>> START INPUT DATA
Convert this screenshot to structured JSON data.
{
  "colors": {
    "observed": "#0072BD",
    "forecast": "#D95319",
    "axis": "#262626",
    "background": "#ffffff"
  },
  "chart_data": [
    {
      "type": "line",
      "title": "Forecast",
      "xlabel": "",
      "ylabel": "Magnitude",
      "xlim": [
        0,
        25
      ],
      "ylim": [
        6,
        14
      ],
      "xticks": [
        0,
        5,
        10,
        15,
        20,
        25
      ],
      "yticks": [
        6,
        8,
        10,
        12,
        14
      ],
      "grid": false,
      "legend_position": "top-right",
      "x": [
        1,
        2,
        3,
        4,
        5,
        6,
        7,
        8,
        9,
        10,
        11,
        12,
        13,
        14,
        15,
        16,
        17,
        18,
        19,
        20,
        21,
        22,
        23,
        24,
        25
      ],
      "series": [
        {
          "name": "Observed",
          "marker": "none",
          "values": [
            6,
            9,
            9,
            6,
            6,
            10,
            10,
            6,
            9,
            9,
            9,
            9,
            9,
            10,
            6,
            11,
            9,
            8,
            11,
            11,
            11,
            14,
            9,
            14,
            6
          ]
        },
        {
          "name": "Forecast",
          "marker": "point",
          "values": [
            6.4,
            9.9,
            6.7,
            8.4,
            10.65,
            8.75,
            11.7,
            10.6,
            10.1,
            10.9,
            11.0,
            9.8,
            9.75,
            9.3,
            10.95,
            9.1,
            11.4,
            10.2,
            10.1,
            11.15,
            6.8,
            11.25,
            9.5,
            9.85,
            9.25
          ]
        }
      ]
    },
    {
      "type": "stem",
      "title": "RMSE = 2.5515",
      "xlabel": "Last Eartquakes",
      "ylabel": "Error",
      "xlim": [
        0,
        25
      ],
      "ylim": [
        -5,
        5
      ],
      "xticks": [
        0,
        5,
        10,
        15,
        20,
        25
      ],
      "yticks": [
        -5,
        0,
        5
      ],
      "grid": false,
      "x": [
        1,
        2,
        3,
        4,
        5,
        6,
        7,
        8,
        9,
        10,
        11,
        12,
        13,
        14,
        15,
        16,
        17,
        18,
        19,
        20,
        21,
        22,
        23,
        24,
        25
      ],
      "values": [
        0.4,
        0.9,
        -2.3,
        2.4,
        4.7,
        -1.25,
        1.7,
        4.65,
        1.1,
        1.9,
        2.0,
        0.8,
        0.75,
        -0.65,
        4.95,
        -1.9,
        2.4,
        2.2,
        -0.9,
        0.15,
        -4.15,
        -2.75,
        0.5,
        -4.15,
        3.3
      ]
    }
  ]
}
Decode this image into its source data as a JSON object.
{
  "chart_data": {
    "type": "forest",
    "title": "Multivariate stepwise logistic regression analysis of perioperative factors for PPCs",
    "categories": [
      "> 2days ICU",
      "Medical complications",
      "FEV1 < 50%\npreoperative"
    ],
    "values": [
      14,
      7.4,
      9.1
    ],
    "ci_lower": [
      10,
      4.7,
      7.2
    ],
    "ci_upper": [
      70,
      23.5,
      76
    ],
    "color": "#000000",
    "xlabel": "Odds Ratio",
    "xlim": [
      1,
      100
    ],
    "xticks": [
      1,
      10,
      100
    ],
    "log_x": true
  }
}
>> END INPUT DATA
- INSTRUCTIONS TO FOLLOW: Your task is to reproduce the whole listing exactly.

- TASK RESPONSE:
Convert this screenshot to structured JSON data.
{
  "colors": {
    "observed": "#0072BD",
    "forecast": "#D95319",
    "axis": "#262626",
    "background": "#ffffff"
  },
  "chart_data": [
    {
      "type": "line",
      "title": "Forecast",
      "xlabel": "",
      "ylabel": "Magnitude",
      "xlim": [
        0,
        25
      ],
      "ylim": [
        6,
        14
      ],
      "xticks": [
        0,
        5,
        10,
        15,
        20,
        25
      ],
      "yticks": [
        6,
        8,
        10,
        12,
        14
      ],
      "grid": false,
      "legend_position": "top-right",
      "x": [
        1,
        2,
        3,
        4,
        5,
        6,
        7,
        8,
        9,
        10,
        11,
        12,
        13,
        14,
        15,
        16,
        17,
        18,
        19,
        20,
        21,
        22,
        23,
        24,
        25
      ],
      "series": [
        {
          "name": "Observed",
          "marker": "none",
          "values": [
            6,
            9,
            9,
            6,
            6,
            10,
            10,
            6,
            9,
            9,
            9,
            9,
            9,
            10,
            6,
            11,
            9,
            8,
            11,
            11,
            11,
            14,
            9,
            14,
            6
          ]
        },
        {
          "name": "Forecast",
          "marker": "point",
          "values": [
            6.4,
            9.9,
            6.7,
            8.4,
            10.65,
            8.75,
            11.7,
            10.6,
            10.1,
            10.9,
            11.0,
            9.8,
            9.75,
            9.3,
            10.95,
            9.1,
            11.4,
            10.2,
            10.1,
            11.15,
            6.8,
            11.25,
            9.5,
            9.85,
            9.25
          ]
        }
      ]
    },
    {
      "type": "stem",
      "title": "RMSE = 2.5515",
      "xlabel": "Last Eartquakes",
      "ylabel": "Error",
      "xlim": [
        0,
        25
      ],
      "ylim": [
        -5,
        5
      ],
      "xticks": [
        0,
        5,
        10,
        15,
        20,
        25
      ],
      "yticks": [
        -5,
        0,
        5
      ],
      "grid": false,
      "x": [
        1,
        2,
        3,
        4,
        5,
        6,
        7,
        8,
        9,
        10,
        11,
        12,
        13,
        14,
        15,
        16,
        17,
        18,
        19,
        20,
        21,
        22,
        23,
        24,
        25
      ],
      "values": [
        0.4,
        0.9,
        -2.3,
        2.4,
        4.7,
        -1.25,
        1.7,
        4.65,
        1.1,
        1.9,
        2.0,
        0.8,
        0.75,
        -0.65,
        4.95,
        -1.9,
        2.4,
        2.2,
        -0.9,
        0.15,
        -4.15,
        -2.75,
        0.5,
        -4.15,
        3.3
      ]
    }
  ]
}
Decode this image into its source data as a JSON object.
{
  "chart_data": {
    "type": "forest",
    "title": "Multivariate stepwise logistic regression analysis of perioperative factors for PPCs",
    "categories": [
      "> 2days ICU",
      "Medical complications",
      "FEV1 < 50%\npreoperative"
    ],
    "values": [
      14,
      7.4,
      9.1
    ],
    "ci_lower": [
      10,
      4.7,
      7.2
    ],
    "ci_upper": [
      70,
      23.5,
      76
    ],
    "color": "#000000",
    "xlabel": "Odds Ratio",
    "xlim": [
      1,
      100
    ],
    "xticks": [
      1,
      10,
      100
    ],
    "log_x": true
  }
}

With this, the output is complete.